### Set exercise
Find the string "content" in the records. Copy every line it appears in.

### Records for the exercise

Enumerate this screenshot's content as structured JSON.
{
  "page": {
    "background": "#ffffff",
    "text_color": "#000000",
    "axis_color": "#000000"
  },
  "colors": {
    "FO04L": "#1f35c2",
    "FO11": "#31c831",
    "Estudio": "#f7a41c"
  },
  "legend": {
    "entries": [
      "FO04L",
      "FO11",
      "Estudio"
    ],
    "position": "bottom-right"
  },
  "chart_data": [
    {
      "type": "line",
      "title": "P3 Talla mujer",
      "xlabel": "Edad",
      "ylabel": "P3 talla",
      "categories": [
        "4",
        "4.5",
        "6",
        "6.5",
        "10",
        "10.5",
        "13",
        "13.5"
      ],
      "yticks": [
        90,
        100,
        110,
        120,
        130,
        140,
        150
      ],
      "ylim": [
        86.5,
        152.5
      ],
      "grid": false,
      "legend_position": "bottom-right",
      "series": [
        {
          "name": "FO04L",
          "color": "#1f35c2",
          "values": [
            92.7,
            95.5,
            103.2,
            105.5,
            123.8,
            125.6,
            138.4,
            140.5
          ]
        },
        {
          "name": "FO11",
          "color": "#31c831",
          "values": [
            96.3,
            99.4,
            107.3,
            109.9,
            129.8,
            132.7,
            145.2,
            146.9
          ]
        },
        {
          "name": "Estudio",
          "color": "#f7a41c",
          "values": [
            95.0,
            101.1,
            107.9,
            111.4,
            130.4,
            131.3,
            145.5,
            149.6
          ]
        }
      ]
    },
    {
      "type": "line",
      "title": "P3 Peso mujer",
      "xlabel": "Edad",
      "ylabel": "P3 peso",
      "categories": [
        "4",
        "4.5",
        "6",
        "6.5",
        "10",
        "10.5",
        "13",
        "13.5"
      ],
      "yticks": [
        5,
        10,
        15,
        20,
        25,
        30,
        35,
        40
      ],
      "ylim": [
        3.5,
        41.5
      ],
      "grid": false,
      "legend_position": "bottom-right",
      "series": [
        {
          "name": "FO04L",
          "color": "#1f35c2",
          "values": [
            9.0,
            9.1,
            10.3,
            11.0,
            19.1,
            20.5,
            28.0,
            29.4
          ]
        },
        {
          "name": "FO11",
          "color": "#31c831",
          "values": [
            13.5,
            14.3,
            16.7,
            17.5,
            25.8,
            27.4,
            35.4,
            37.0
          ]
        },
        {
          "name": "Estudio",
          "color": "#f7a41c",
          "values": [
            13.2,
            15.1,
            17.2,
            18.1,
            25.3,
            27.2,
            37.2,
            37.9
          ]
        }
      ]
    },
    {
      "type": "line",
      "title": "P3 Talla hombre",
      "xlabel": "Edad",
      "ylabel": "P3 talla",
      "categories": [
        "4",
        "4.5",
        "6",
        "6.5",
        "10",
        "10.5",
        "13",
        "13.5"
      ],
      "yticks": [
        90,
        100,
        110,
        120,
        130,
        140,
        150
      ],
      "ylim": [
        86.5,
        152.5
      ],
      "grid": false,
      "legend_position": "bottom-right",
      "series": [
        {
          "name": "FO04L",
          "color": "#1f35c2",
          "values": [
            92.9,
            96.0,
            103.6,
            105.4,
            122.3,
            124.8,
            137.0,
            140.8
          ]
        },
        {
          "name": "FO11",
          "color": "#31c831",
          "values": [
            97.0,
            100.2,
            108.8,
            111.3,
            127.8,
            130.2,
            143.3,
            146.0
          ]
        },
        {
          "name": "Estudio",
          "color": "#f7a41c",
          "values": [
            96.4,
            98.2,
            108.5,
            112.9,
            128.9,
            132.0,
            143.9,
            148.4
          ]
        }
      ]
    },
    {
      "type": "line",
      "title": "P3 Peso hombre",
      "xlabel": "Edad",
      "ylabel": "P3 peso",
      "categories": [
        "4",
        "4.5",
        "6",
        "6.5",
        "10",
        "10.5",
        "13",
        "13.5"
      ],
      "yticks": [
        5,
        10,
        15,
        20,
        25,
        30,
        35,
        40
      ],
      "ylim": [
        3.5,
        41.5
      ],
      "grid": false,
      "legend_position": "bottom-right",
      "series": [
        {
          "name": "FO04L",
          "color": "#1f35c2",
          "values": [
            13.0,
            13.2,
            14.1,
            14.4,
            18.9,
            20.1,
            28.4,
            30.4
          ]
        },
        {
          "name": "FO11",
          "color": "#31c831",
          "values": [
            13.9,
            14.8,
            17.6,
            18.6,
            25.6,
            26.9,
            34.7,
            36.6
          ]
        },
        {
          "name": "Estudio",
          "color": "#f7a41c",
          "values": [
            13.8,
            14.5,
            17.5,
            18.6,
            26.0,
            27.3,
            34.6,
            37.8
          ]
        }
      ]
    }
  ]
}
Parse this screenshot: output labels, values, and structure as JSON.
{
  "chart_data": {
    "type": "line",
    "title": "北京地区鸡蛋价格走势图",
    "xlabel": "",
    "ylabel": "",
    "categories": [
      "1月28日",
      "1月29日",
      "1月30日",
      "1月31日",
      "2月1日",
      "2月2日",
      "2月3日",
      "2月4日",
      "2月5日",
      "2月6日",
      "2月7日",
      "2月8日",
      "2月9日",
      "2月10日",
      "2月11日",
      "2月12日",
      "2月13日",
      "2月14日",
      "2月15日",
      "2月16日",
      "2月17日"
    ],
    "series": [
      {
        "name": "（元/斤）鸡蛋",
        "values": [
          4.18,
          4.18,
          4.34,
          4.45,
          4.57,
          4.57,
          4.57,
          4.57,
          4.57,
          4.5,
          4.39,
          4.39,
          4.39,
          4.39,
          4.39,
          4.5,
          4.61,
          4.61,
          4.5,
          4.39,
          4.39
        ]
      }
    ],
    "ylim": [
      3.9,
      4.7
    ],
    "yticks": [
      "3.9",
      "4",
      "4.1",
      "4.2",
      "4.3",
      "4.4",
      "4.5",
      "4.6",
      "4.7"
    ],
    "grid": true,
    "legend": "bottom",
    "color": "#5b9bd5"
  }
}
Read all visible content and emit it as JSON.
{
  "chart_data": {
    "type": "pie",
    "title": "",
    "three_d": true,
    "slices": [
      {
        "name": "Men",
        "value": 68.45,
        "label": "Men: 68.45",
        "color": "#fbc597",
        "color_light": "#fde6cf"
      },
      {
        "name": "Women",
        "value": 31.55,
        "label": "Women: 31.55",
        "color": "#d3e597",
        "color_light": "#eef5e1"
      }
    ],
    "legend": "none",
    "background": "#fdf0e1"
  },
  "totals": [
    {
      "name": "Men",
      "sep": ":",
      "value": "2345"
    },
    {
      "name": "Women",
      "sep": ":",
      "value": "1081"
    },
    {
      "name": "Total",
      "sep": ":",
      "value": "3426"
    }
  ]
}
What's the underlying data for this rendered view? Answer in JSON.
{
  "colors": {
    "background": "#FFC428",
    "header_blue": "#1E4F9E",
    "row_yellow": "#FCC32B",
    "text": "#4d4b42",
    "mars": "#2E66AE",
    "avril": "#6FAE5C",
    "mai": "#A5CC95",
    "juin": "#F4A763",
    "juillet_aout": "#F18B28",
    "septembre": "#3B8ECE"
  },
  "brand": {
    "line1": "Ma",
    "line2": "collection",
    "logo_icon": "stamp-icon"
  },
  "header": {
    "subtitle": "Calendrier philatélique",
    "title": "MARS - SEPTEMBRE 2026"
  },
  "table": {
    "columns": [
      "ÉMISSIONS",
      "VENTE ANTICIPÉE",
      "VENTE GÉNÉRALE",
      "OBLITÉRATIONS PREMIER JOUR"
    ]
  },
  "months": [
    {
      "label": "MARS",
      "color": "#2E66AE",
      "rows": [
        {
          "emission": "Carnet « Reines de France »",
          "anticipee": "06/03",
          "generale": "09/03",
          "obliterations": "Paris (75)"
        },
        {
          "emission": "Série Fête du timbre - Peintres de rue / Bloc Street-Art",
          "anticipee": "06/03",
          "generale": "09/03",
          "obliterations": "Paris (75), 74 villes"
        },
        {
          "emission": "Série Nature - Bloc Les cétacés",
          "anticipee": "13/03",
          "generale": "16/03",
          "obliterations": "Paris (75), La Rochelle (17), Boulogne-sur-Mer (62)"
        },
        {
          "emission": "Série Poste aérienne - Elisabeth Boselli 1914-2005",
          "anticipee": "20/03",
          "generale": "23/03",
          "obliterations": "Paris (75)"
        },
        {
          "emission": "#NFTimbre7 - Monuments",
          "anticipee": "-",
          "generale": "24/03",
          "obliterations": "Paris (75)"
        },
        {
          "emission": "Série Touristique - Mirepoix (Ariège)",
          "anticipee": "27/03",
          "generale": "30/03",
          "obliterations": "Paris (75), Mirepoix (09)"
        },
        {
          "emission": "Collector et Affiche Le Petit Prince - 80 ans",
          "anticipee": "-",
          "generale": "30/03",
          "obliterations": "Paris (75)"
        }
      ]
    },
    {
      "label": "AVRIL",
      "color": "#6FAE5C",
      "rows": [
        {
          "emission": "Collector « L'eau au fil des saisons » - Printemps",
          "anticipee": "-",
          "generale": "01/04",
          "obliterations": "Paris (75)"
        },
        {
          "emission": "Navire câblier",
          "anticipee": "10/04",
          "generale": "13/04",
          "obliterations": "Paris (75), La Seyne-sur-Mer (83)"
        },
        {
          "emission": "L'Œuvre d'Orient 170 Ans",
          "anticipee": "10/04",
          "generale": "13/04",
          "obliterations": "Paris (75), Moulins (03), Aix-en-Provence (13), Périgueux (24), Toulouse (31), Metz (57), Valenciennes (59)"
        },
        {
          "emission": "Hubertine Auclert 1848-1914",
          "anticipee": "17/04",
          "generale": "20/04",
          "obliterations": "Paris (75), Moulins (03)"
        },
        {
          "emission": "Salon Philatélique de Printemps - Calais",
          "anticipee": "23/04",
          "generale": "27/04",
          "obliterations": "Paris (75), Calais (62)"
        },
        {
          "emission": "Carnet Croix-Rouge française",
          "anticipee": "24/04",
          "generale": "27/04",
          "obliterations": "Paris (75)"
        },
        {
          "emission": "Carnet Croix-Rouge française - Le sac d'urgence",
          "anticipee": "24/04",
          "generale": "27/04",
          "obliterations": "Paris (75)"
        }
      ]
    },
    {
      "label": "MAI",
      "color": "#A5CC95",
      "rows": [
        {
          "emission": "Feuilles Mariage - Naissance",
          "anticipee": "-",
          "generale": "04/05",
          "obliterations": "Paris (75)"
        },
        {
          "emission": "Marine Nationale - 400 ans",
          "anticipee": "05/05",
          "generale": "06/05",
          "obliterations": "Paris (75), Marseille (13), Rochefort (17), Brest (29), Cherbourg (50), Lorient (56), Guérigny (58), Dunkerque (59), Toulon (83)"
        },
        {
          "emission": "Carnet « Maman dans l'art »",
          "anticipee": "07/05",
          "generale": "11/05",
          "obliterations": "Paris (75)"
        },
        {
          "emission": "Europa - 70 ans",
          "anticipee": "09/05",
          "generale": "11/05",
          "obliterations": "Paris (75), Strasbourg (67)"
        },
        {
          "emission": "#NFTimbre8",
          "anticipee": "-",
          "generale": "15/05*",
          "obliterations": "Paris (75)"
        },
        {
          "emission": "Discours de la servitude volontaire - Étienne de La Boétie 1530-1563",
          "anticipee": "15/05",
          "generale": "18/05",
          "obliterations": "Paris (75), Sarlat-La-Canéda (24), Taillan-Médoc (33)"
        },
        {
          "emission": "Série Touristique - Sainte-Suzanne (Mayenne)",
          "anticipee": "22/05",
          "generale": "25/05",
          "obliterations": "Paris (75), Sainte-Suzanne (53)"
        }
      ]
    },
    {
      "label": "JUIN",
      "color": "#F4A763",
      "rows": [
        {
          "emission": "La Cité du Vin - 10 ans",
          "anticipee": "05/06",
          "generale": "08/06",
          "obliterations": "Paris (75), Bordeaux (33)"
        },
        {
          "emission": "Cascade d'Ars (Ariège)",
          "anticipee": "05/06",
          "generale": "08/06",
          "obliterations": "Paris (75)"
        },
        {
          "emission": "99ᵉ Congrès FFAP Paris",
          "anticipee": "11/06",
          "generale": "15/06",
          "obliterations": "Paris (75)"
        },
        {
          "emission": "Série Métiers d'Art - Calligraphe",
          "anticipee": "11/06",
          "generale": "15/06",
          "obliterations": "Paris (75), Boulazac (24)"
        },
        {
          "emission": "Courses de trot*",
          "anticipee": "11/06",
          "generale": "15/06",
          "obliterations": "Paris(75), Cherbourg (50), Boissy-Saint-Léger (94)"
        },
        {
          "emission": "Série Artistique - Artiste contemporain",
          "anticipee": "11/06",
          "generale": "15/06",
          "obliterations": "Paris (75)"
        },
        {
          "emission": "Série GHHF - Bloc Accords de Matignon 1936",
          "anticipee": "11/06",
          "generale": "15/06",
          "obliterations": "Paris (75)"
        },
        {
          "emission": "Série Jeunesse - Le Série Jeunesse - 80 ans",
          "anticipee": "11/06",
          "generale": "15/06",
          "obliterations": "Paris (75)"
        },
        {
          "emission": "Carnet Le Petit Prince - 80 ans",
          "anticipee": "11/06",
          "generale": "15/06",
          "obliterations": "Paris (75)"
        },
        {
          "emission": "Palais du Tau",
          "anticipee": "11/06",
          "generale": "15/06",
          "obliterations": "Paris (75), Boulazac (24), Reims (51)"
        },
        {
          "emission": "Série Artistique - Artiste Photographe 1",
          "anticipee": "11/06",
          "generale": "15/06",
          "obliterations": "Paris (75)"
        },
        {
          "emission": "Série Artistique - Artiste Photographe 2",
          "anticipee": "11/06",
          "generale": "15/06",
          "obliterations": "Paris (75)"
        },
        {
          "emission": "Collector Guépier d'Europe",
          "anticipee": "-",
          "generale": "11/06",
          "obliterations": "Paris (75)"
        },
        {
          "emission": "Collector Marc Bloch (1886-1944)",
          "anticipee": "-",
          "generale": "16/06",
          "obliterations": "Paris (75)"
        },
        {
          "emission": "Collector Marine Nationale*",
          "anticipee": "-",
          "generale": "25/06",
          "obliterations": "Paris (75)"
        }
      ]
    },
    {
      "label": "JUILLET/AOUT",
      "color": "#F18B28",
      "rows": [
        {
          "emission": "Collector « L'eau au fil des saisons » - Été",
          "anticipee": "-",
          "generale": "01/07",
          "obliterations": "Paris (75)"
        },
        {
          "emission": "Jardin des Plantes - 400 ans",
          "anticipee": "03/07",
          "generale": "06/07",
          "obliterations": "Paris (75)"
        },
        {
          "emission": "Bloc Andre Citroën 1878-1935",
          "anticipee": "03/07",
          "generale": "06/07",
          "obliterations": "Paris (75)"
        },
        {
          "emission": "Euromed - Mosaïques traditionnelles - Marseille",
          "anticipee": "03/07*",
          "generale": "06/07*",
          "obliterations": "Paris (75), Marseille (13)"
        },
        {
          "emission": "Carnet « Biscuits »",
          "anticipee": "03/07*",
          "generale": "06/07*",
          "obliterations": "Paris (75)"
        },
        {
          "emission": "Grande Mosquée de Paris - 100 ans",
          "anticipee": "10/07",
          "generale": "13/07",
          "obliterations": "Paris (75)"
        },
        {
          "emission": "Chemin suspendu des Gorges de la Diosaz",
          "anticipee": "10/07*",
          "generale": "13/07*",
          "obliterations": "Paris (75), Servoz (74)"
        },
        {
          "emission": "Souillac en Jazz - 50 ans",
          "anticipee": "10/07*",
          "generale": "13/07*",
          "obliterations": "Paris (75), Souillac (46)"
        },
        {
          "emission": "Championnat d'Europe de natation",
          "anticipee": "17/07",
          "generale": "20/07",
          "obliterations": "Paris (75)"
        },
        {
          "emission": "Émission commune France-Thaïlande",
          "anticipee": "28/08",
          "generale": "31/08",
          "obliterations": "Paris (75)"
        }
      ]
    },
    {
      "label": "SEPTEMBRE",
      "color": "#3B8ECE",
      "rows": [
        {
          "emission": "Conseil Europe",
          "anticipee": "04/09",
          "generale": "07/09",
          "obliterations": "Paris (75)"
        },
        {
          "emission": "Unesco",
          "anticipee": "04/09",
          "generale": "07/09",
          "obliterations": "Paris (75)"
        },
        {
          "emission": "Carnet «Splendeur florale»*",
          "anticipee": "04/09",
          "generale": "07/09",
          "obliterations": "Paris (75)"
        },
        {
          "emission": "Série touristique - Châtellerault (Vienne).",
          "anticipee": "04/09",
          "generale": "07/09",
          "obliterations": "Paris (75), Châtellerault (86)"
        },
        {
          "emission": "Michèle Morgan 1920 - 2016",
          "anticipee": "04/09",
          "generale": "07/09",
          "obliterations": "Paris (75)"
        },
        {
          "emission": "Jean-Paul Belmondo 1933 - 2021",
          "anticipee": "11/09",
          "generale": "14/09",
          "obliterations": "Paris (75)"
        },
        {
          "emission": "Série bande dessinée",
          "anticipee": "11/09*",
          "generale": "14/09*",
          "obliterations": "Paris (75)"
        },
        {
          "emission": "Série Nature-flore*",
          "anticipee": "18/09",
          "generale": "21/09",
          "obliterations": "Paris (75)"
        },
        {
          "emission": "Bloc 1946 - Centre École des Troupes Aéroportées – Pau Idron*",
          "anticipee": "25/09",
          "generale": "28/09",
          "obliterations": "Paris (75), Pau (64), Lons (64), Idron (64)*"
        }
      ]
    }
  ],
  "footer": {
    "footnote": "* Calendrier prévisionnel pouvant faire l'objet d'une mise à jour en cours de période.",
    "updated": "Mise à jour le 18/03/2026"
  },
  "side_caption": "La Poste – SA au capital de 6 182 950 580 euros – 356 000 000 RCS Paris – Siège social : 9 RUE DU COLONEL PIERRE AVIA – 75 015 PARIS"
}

### Full response
Enumerate this screenshot's content as structured JSON.
Read all visible content and emit it as JSON.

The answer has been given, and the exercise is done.